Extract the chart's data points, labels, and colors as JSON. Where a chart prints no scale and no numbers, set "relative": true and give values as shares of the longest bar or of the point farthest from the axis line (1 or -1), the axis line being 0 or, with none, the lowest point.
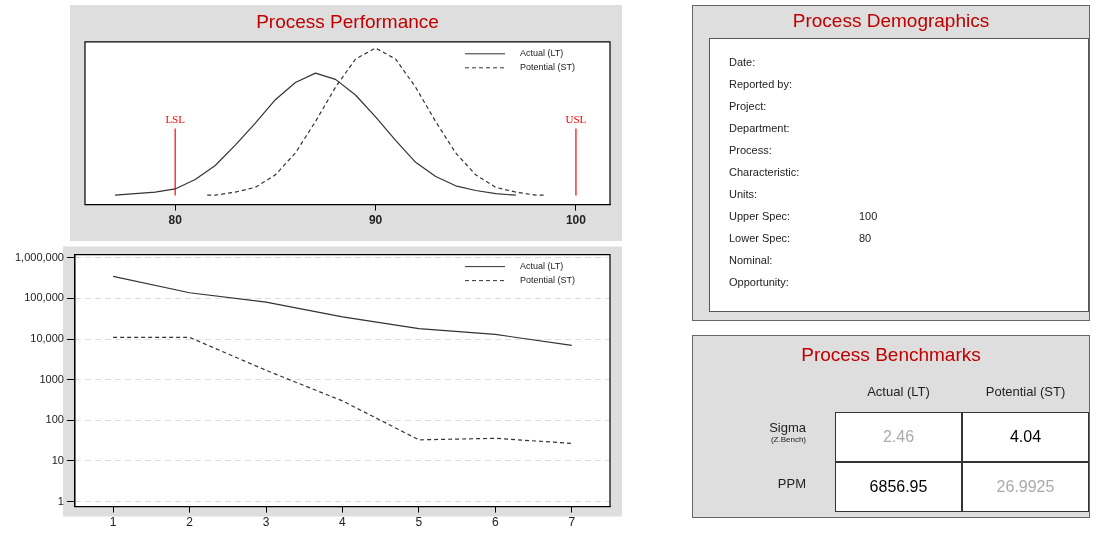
{
  "chart_data": [
    {
      "type": "line",
      "title": "Process Performance",
      "relative": true,
      "xlim": [
        75.5,
        101.7
      ],
      "xticks": [
        80,
        90,
        100
      ],
      "legend": "top right",
      "marker": "none",
      "series": [
        {
          "name": "Actual (LT)",
          "color": "#333333",
          "line_style": "solid",
          "x": [
            77,
            78,
            79,
            80,
            81,
            82,
            83,
            84,
            85,
            86,
            87,
            88,
            89,
            90,
            91,
            92,
            93,
            94,
            95,
            96,
            97
          ],
          "values": [
            0.06,
            0.07,
            0.08,
            0.1,
            0.16,
            0.25,
            0.38,
            0.52,
            0.67,
            0.78,
            0.84,
            0.8,
            0.7,
            0.56,
            0.41,
            0.27,
            0.18,
            0.12,
            0.09,
            0.07,
            0.06
          ]
        },
        {
          "name": "Potential (ST)",
          "color": "#333333",
          "line_style": "dashed",
          "x": [
            81.6,
            82,
            83,
            84,
            85,
            86,
            87,
            88,
            89,
            90,
            91,
            92,
            93,
            94,
            95,
            96,
            97,
            98,
            98.4
          ],
          "values": [
            0.06,
            0.06,
            0.08,
            0.11,
            0.19,
            0.33,
            0.53,
            0.75,
            0.93,
            1,
            0.93,
            0.75,
            0.53,
            0.33,
            0.19,
            0.11,
            0.08,
            0.06,
            0.06
          ]
        }
      ],
      "ref_lines": [
        {
          "axis": "x",
          "value": 80,
          "label": "LSL",
          "color": "#ff0000"
        },
        {
          "axis": "x",
          "value": 100,
          "label": "USL",
          "color": "#ff0000"
        }
      ]
    },
    {
      "type": "line",
      "categories": [
        "1",
        "2",
        "3",
        "4",
        "5",
        "6",
        "7"
      ],
      "log": "y",
      "ylim": [
        0.75,
        1200000
      ],
      "yticks": [
        {
          "value": 1000000,
          "label": "1,000,000"
        },
        {
          "value": 100000,
          "label": "100,000"
        },
        {
          "value": 10000,
          "label": "10,000"
        },
        1000,
        100,
        10,
        1
      ],
      "grid": "y",
      "legend": "top right",
      "marker": "none",
      "series": [
        {
          "name": "Actual (LT)",
          "color": "#333333",
          "line_style": "solid",
          "values": [
            350000,
            138000,
            81000,
            35000,
            18000,
            13000,
            7000
          ]
        },
        {
          "name": "Potential (ST)",
          "color": "#333333",
          "line_style": "dashed",
          "values": [
            11000,
            11000,
            1700,
            300,
            33,
            36,
            27
          ]
        }
      ]
    },
    {
      "type": "other",
      "title": "Process Demographics",
      "annotations": [
        "Date:",
        "Reported by:",
        "Project:",
        "Department:",
        "Process:",
        "Characteristic:",
        "Units:",
        "Upper Spec:",
        "Lower Spec:",
        "Nominal:",
        "Opportunity:"
      ],
      "value_labels": [
        null,
        null,
        null,
        null,
        null,
        null,
        null,
        "100",
        "80",
        null,
        null
      ]
    },
    {
      "type": "other",
      "title": "Process Benchmarks",
      "categories": [
        "Actual (LT)",
        "Potential (ST)"
      ],
      "y_categories": [
        "Sigma",
        "PPM"
      ],
      "annotations": [
        "(Z.Bench)"
      ],
      "cell_labels": [
        [
          "2.46",
          "4.04"
        ],
        [
          "6856.95",
          "26.9925"
        ]
      ],
      "colors": [
        [
          "#aaaaaa",
          "#000000"
        ],
        [
          "#000000",
          "#aaaaaa"
        ]
      ]
    }
  ]
}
________
§ Task to carry out
Write out each line of the data exactly; the images should be left out.

§ Solution for this problem
Extract the chart's data points, labels, and colors as JSON. Where a chart prints no scale and no numbers, set "relative": true and give values as shares of the longest bar or of the point farthest from the axis line (1 or -1), the axis line being 0 or, with none, the lowest point.
{
  "chart_data": [
    {
      "type": "line",
      "title": "Process Performance",
      "relative": true,
      "xlim": [
        75.5,
        101.7
      ],
      "xticks": [
        80,
        90,
        100
      ],
      "legend": "top right",
      "marker": "none",
      "series": [
        {
          "name": "Actual (LT)",
          "color": "#333333",
          "line_style": "solid",
          "x": [
            77,
            78,
            79,
            80,
            81,
            82,
            83,
            84,
            85,
            86,
            87,
            88,
            89,
            90,
            91,
            92,
            93,
            94,
            95,
            96,
            97
          ],
          "values": [
            0.06,
            0.07,
            0.08,
            0.1,
            0.16,
            0.25,
            0.38,
            0.52,
            0.67,
            0.78,
            0.84,
            0.8,
            0.7,
            0.56,
            0.41,
            0.27,
            0.18,
            0.12,
            0.09,
            0.07,
            0.06
          ]
        },
        {
          "name": "Potential (ST)",
          "color": "#333333",
          "line_style": "dashed",
          "x": [
            81.6,
            82,
            83,
            84,
            85,
            86,
            87,
            88,
            89,
            90,
            91,
            92,
            93,
            94,
            95,
            96,
            97,
            98,
            98.4
          ],
          "values": [
            0.06,
            0.06,
            0.08,
            0.11,
            0.19,
            0.33,
            0.53,
            0.75,
            0.93,
            1,
            0.93,
            0.75,
            0.53,
            0.33,
            0.19,
            0.11,
            0.08,
            0.06,
            0.06
          ]
        }
      ],
      "ref_lines": [
        {
          "axis": "x",
          "value": 80,
          "label": "LSL",
          "color": "#ff0000"
        },
        {
          "axis": "x",
          "value": 100,
          "label": "USL",
          "color": "#ff0000"
        }
      ]
    },
    {
      "type": "line",
      "categories": [
        "1",
        "2",
        "3",
        "4",
        "5",
        "6",
        "7"
      ],
      "log": "y",
      "ylim": [
        0.75,
        1200000
      ],
      "yticks": [
        {
          "value": 1000000,
          "label": "1,000,000"
        },
        {
          "value": 100000,
          "label": "100,000"
        },
        {
          "value": 10000,
          "label": "10,000"
        },
        1000,
        100,
        10,
        1
      ],
      "grid": "y",
      "legend": "top right",
      "marker": "none",
      "series": [
        {
          "name": "Actual (LT)",
          "color": "#333333",
          "line_style": "solid",
          "values": [
            350000,
            138000,
            81000,
            35000,
            18000,
            13000,
            7000
          ]
        },
        {
          "name": "Potential (ST)",
          "color": "#333333",
          "line_style": "dashed",
          "values": [
            11000,
            11000,
            1700,
            300,
            33,
            36,
            27
          ]
        }
      ]
    },
    {
      "type": "other",
      "title": "Process Demographics",
      "annotations": [
        "Date:",
        "Reported by:",
        "Project:",
        "Department:",
        "Process:",
        "Characteristic:",
        "Units:",
        "Upper Spec:",
        "Lower Spec:",
        "Nominal:",
        "Opportunity:"
      ],
      "value_labels": [
        null,
        null,
        null,
        null,
        null,
        null,
        null,
        "100",
        "80",
        null,
        null
      ]
    },
    {
      "type": "other",
      "title": "Process Benchmarks",
      "categories": [
        "Actual (LT)",
        "Potential (ST)"
      ],
      "y_categories": [
        "Sigma",
        "PPM"
      ],
      "annotations": [
        "(Z.Bench)"
      ],
      "cell_labels": [
        [
          "2.46",
          "4.04"
        ],
        [
          "6856.95",
          "26.9925"
        ]
      ],
      "colors": [
        [
          "#aaaaaa",
          "#000000"
        ],
        [
          "#000000",
          "#aaaaaa"
        ]
      ]
    }
  ]
}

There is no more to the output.